■ DIRECTIONS: Retype the data below without altering anything.

(Some records)
# # # # # # #

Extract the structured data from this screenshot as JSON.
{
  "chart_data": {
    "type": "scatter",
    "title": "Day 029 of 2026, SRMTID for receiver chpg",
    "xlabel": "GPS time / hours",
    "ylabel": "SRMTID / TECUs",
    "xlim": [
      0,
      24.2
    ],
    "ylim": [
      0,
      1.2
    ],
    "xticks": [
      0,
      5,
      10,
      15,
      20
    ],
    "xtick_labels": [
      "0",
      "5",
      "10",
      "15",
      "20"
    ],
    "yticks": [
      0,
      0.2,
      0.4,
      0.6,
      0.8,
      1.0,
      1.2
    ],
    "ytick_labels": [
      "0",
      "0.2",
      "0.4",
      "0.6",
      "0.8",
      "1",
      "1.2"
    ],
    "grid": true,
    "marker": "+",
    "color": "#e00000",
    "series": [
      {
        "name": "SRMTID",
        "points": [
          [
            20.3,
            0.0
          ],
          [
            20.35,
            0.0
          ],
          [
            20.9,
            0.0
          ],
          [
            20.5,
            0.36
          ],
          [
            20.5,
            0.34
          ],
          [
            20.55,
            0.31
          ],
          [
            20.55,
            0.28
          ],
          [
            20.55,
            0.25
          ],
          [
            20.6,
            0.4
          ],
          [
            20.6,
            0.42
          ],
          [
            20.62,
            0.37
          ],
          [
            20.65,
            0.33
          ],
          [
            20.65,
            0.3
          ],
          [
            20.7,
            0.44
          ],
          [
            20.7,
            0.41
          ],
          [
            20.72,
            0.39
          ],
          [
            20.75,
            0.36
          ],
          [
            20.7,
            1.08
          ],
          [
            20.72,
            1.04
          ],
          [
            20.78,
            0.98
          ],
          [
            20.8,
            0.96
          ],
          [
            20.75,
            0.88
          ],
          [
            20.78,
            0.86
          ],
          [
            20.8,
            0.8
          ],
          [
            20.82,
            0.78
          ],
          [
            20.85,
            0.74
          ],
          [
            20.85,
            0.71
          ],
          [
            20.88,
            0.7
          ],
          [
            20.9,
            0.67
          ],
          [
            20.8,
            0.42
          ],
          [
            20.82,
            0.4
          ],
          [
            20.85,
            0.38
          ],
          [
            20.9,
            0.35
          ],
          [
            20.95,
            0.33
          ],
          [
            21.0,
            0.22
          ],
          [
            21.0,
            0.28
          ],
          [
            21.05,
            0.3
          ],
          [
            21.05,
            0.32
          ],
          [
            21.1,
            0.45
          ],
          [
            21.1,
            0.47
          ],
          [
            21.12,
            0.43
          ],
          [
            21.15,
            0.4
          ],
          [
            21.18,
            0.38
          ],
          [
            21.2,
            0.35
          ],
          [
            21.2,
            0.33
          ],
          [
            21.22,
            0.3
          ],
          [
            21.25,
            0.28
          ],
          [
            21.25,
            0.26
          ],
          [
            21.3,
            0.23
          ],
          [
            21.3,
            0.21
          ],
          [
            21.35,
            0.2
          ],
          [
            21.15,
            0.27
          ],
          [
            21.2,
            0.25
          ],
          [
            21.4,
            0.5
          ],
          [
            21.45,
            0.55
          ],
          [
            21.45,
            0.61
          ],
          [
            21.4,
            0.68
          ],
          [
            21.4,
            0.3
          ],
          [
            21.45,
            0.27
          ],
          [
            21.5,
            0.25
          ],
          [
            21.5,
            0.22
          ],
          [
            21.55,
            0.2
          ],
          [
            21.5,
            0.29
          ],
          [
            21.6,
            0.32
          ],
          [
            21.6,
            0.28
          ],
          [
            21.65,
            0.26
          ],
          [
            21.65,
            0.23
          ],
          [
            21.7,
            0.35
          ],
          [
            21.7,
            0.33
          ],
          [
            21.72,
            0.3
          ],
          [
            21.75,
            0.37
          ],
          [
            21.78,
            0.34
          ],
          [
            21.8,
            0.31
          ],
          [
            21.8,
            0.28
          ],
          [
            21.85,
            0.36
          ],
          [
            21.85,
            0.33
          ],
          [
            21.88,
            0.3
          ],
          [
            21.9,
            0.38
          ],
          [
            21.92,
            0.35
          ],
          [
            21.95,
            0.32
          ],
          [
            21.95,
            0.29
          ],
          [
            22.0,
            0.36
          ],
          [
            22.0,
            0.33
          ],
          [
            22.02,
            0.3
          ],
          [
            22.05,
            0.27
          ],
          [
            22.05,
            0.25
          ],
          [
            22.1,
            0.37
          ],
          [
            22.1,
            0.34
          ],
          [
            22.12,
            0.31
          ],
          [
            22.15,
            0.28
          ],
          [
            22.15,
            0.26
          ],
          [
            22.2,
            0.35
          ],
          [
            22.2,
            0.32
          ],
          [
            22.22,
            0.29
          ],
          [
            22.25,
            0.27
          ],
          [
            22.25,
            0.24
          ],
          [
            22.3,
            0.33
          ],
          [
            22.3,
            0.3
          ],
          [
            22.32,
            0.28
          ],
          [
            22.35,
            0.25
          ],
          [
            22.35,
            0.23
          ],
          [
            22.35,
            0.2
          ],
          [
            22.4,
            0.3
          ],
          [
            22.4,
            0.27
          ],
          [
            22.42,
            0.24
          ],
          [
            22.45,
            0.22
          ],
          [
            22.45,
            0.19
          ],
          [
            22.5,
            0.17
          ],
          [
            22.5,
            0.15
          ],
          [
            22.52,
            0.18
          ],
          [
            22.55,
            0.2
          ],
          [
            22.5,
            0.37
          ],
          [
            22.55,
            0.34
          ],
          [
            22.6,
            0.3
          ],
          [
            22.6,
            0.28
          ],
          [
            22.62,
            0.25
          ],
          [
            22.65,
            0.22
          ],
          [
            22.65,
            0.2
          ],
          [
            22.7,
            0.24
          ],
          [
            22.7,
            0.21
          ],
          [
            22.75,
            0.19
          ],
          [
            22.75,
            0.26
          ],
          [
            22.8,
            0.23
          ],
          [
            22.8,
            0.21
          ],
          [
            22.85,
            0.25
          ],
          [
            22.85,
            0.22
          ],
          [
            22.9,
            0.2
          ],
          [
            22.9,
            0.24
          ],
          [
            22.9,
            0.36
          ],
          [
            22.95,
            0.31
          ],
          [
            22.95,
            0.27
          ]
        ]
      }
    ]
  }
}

# # # # # # #

■ SOLUTION:
Extract the structured data from this screenshot as JSON.
{
  "chart_data": {
    "type": "scatter",
    "title": "Day 029 of 2026, SRMTID for receiver chpg",
    "xlabel": "GPS time / hours",
    "ylabel": "SRMTID / TECUs",
    "xlim": [
      0,
      24.2
    ],
    "ylim": [
      0,
      1.2
    ],
    "xticks": [
      0,
      5,
      10,
      15,
      20
    ],
    "xtick_labels": [
      "0",
      "5",
      "10",
      "15",
      "20"
    ],
    "yticks": [
      0,
      0.2,
      0.4,
      0.6,
      0.8,
      1.0,
      1.2
    ],
    "ytick_labels": [
      "0",
      "0.2",
      "0.4",
      "0.6",
      "0.8",
      "1",
      "1.2"
    ],
    "grid": true,
    "marker": "+",
    "color": "#e00000",
    "series": [
      {
        "name": "SRMTID",
        "points": [
          [
            20.3,
            0.0
          ],
          [
            20.35,
            0.0
          ],
          [
            20.9,
            0.0
          ],
          [
            20.5,
            0.36
          ],
          [
            20.5,
            0.34
          ],
          [
            20.55,
            0.31
          ],
          [
            20.55,
            0.28
          ],
          [
            20.55,
            0.25
          ],
          [
            20.6,
            0.4
          ],
          [
            20.6,
            0.42
          ],
          [
            20.62,
            0.37
          ],
          [
            20.65,
            0.33
          ],
          [
            20.65,
            0.3
          ],
          [
            20.7,
            0.44
          ],
          [
            20.7,
            0.41
          ],
          [
            20.72,
            0.39
          ],
          [
            20.75,
            0.36
          ],
          [
            20.7,
            1.08
          ],
          [
            20.72,
            1.04
          ],
          [
            20.78,
            0.98
          ],
          [
            20.8,
            0.96
          ],
          [
            20.75,
            0.88
          ],
          [
            20.78,
            0.86
          ],
          [
            20.8,
            0.8
          ],
          [
            20.82,
            0.78
          ],
          [
            20.85,
            0.74
          ],
          [
            20.85,
            0.71
          ],
          [
            20.88,
            0.7
          ],
          [
            20.9,
            0.67
          ],
          [
            20.8,
            0.42
          ],
          [
            20.82,
            0.4
          ],
          [
            20.85,
            0.38
          ],
          [
            20.9,
            0.35
          ],
          [
            20.95,
            0.33
          ],
          [
            21.0,
            0.22
          ],
          [
            21.0,
            0.28
          ],
          [
            21.05,
            0.3
          ],
          [
            21.05,
            0.32
          ],
          [
            21.1,
            0.45
          ],
          [
            21.1,
            0.47
          ],
          [
            21.12,
            0.43
          ],
          [
            21.15,
            0.4
          ],
          [
            21.18,
            0.38
          ],
          [
            21.2,
            0.35
          ],
          [
            21.2,
            0.33
          ],
          [
            21.22,
            0.3
          ],
          [
            21.25,
            0.28
          ],
          [
            21.25,
            0.26
          ],
          [
            21.3,
            0.23
          ],
          [
            21.3,
            0.21
          ],
          [
            21.35,
            0.2
          ],
          [
            21.15,
            0.27
          ],
          [
            21.2,
            0.25
          ],
          [
            21.4,
            0.5
          ],
          [
            21.45,
            0.55
          ],
          [
            21.45,
            0.61
          ],
          [
            21.4,
            0.68
          ],
          [
            21.4,
            0.3
          ],
          [
            21.45,
            0.27
          ],
          [
            21.5,
            0.25
          ],
          [
            21.5,
            0.22
          ],
          [
            21.55,
            0.2
          ],
          [
            21.5,
            0.29
          ],
          [
            21.6,
            0.32
          ],
          [
            21.6,
            0.28
          ],
          [
            21.65,
            0.26
          ],
          [
            21.65,
            0.23
          ],
          [
            21.7,
            0.35
          ],
          [
            21.7,
            0.33
          ],
          [
            21.72,
            0.3
          ],
          [
            21.75,
            0.37
          ],
          [
            21.78,
            0.34
          ],
          [
            21.8,
            0.31
          ],
          [
            21.8,
            0.28
          ],
          [
            21.85,
            0.36
          ],
          [
            21.85,
            0.33
          ],
          [
            21.88,
            0.3
          ],
          [
            21.9,
            0.38
          ],
          [
            21.92,
            0.35
          ],
          [
            21.95,
            0.32
          ],
          [
            21.95,
            0.29
          ],
          [
            22.0,
            0.36
          ],
          [
            22.0,
            0.33
          ],
          [
            22.02,
            0.3
          ],
          [
            22.05,
            0.27
          ],
          [
            22.05,
            0.25
          ],
          [
            22.1,
            0.37
          ],
          [
            22.1,
            0.34
          ],
          [
            22.12,
            0.31
          ],
          [
            22.15,
            0.28
          ],
          [
            22.15,
            0.26
          ],
          [
            22.2,
            0.35
          ],
          [
            22.2,
            0.32
          ],
          [
            22.22,
            0.29
          ],
          [
            22.25,
            0.27
          ],
          [
            22.25,
            0.24
          ],
          [
            22.3,
            0.33
          ],
          [
            22.3,
            0.3
          ],
          [
            22.32,
            0.28
          ],
          [
            22.35,
            0.25
          ],
          [
            22.35,
            0.23
          ],
          [
            22.35,
            0.2
          ],
          [
            22.4,
            0.3
          ],
          [
            22.4,
            0.27
          ],
          [
            22.42,
            0.24
          ],
          [
            22.45,
            0.22
          ],
          [
            22.45,
            0.19
          ],
          [
            22.5,
            0.17
          ],
          [
            22.5,
            0.15
          ],
          [
            22.52,
            0.18
          ],
          [
            22.55,
            0.2
          ],
          [
            22.5,
            0.37
          ],
          [
            22.55,
            0.34
          ],
          [
            22.6,
            0.3
          ],
          [
            22.6,
            0.28
          ],
          [
            22.62,
            0.25
          ],
          [
            22.65,
            0.22
          ],
          [
            22.65,
            0.2
          ],
          [
            22.7,
            0.24
          ],
          [
            22.7,
            0.21
          ],
          [
            22.75,
            0.19
          ],
          [
            22.75,
            0.26
          ],
          [
            22.8,
            0.23
          ],
          [
            22.8,
            0.21
          ],
          [
            22.85,
            0.25
          ],
          [
            22.85,
            0.22
          ],
          [
            22.9,
            0.2
          ],
          [
            22.9,
            0.24
          ],
          [
            22.9,
            0.36
          ],
          [
            22.95,
            0.31
          ],
          [
            22.95,
            0.27
          ]
        ]
      }
    ]
  }
}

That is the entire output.